[Data excerpts]
— begin —

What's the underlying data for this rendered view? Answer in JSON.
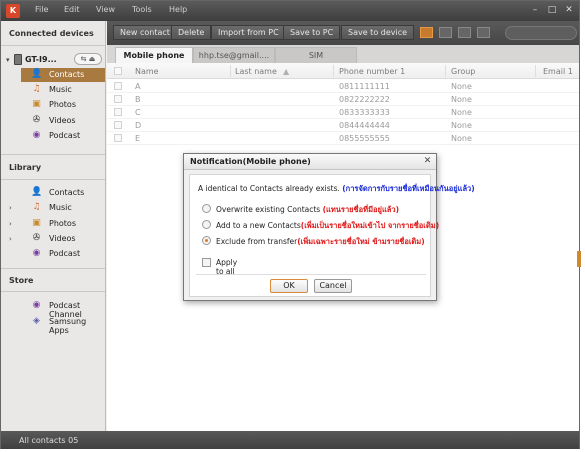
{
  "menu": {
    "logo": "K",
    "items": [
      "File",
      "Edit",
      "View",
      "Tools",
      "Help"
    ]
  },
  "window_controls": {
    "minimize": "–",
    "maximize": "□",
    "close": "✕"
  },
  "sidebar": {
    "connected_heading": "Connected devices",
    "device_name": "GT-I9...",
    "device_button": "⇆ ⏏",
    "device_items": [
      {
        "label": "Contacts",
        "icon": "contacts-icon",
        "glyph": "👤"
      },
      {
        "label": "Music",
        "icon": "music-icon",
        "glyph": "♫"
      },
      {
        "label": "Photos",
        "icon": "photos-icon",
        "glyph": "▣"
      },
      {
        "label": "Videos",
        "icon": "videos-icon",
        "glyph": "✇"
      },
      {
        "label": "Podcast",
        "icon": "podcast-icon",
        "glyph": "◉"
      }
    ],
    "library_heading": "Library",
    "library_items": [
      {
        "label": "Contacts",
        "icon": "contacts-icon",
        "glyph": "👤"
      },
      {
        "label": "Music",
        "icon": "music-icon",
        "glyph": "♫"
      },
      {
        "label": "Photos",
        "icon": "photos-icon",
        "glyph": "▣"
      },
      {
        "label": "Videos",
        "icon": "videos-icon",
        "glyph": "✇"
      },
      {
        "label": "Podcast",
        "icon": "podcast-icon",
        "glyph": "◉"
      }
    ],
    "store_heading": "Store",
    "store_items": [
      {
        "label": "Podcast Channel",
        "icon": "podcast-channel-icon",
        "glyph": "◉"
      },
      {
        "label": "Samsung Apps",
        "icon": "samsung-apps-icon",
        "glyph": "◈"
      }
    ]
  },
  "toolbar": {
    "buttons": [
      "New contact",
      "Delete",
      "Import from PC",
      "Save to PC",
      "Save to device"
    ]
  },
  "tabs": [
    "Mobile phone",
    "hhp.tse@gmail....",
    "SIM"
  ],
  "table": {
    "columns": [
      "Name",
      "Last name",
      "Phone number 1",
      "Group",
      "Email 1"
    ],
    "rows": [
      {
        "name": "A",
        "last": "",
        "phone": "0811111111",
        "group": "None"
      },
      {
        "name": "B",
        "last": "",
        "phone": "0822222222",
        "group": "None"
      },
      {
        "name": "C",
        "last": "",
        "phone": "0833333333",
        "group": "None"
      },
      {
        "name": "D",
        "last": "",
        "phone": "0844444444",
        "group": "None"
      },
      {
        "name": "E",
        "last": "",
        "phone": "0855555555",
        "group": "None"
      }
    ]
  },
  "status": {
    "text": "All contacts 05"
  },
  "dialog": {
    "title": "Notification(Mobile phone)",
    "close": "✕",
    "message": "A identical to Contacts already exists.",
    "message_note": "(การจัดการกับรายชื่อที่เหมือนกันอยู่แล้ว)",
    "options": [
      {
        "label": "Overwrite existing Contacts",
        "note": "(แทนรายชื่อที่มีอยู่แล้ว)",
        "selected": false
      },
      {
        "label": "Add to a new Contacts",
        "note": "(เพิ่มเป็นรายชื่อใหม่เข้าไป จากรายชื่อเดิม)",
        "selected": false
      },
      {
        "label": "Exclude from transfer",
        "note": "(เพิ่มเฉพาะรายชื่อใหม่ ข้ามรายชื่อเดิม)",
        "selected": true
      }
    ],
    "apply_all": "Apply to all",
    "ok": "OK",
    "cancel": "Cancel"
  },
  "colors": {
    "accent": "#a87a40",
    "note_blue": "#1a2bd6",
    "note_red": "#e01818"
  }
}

— end —

What to produce: Repeat the listing in full and exactly. Leave any pictures out.

Written solution:
What's the underlying data for this rendered view? Answer in JSON.
{
  "menu": {
    "logo": "K",
    "items": [
      "File",
      "Edit",
      "View",
      "Tools",
      "Help"
    ]
  },
  "window_controls": {
    "minimize": "–",
    "maximize": "□",
    "close": "✕"
  },
  "sidebar": {
    "connected_heading": "Connected devices",
    "device_name": "GT-I9...",
    "device_button": "⇆ ⏏",
    "device_items": [
      {
        "label": "Contacts",
        "icon": "contacts-icon",
        "glyph": "👤"
      },
      {
        "label": "Music",
        "icon": "music-icon",
        "glyph": "♫"
      },
      {
        "label": "Photos",
        "icon": "photos-icon",
        "glyph": "▣"
      },
      {
        "label": "Videos",
        "icon": "videos-icon",
        "glyph": "✇"
      },
      {
        "label": "Podcast",
        "icon": "podcast-icon",
        "glyph": "◉"
      }
    ],
    "library_heading": "Library",
    "library_items": [
      {
        "label": "Contacts",
        "icon": "contacts-icon",
        "glyph": "👤"
      },
      {
        "label": "Music",
        "icon": "music-icon",
        "glyph": "♫"
      },
      {
        "label": "Photos",
        "icon": "photos-icon",
        "glyph": "▣"
      },
      {
        "label": "Videos",
        "icon": "videos-icon",
        "glyph": "✇"
      },
      {
        "label": "Podcast",
        "icon": "podcast-icon",
        "glyph": "◉"
      }
    ],
    "store_heading": "Store",
    "store_items": [
      {
        "label": "Podcast Channel",
        "icon": "podcast-channel-icon",
        "glyph": "◉"
      },
      {
        "label": "Samsung Apps",
        "icon": "samsung-apps-icon",
        "glyph": "◈"
      }
    ]
  },
  "toolbar": {
    "buttons": [
      "New contact",
      "Delete",
      "Import from PC",
      "Save to PC",
      "Save to device"
    ]
  },
  "tabs": [
    "Mobile phone",
    "hhp.tse@gmail....",
    "SIM"
  ],
  "table": {
    "columns": [
      "Name",
      "Last name",
      "Phone number 1",
      "Group",
      "Email 1"
    ],
    "rows": [
      {
        "name": "A",
        "last": "",
        "phone": "0811111111",
        "group": "None"
      },
      {
        "name": "B",
        "last": "",
        "phone": "0822222222",
        "group": "None"
      },
      {
        "name": "C",
        "last": "",
        "phone": "0833333333",
        "group": "None"
      },
      {
        "name": "D",
        "last": "",
        "phone": "0844444444",
        "group": "None"
      },
      {
        "name": "E",
        "last": "",
        "phone": "0855555555",
        "group": "None"
      }
    ]
  },
  "status": {
    "text": "All contacts 05"
  },
  "dialog": {
    "title": "Notification(Mobile phone)",
    "close": "✕",
    "message": "A identical to Contacts already exists.",
    "message_note": "(การจัดการกับรายชื่อที่เหมือนกันอยู่แล้ว)",
    "options": [
      {
        "label": "Overwrite existing Contacts",
        "note": "(แทนรายชื่อที่มีอยู่แล้ว)",
        "selected": false
      },
      {
        "label": "Add to a new Contacts",
        "note": "(เพิ่มเป็นรายชื่อใหม่เข้าไป จากรายชื่อเดิม)",
        "selected": false
      },
      {
        "label": "Exclude from transfer",
        "note": "(เพิ่มเฉพาะรายชื่อใหม่ ข้ามรายชื่อเดิม)",
        "selected": true
      }
    ],
    "apply_all": "Apply to all",
    "ok": "OK",
    "cancel": "Cancel"
  },
  "colors": {
    "accent": "#a87a40",
    "note_blue": "#1a2bd6",
    "note_red": "#e01818"
  }
}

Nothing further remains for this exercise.